#### What to do
The records sit below. Return every line in them that holds the word "body".

*** Block opens ***

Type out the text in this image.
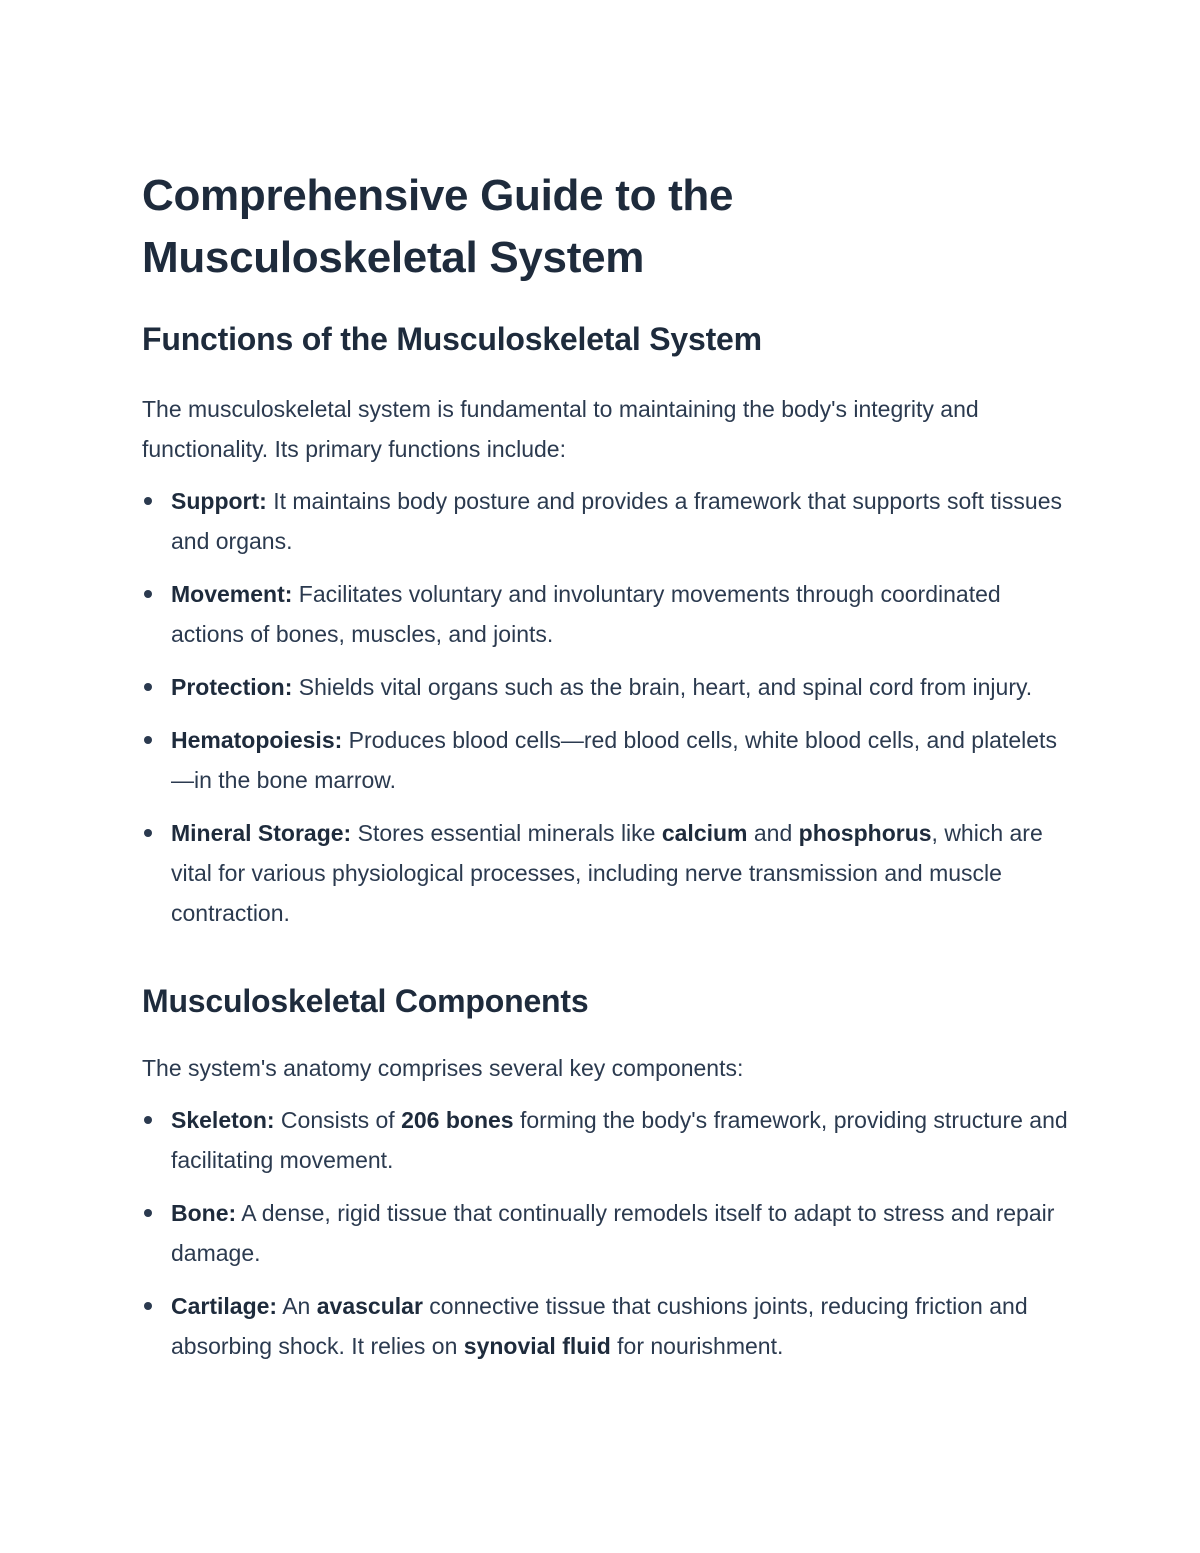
Comprehensive Guide to the Musculoskeletal System
Functions of the Musculoskeletal System

The musculoskeletal system is fundamental to maintaining the body's integrity and functionality. Its primary functions include:

Support: It maintains body posture and provides a framework that supports soft tissues and organs.
Movement: Facilitates voluntary and involuntary movements through coordinated actions of bones, muscles, and joints.
Protection: Shields vital organs such as the brain, heart, and spinal cord from injury.
Hematopoiesis: Produces blood cells—red blood cells, white blood cells, and platelets—in the bone marrow.
Mineral Storage: Stores essential minerals like calcium and phosphorus, which are vital for various physiological processes, including nerve transmission and muscle contraction.
Musculoskeletal Components

The system's anatomy comprises several key components:

Skeleton: Consists of 206 bones forming the body's framework, providing structure and facilitating movement.
Bone: A dense, rigid tissue that continually remodels itself to adapt to stress and repair damage.
Cartilage: An avascular connective tissue that cushions joints, reducing friction and absorbing shock. It relies on synovial fluid for nourishment.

*** Block closes ***

#### Finished task
The musculoskeletal system is fundamental to maintaining the body's integrity and functionality. Its primary functions include:
Support: It maintains body posture and provides a framework that supports soft tissues and organs.
Skeleton: Consists of 206 bones forming the body's framework, providing structure and facilitating movement.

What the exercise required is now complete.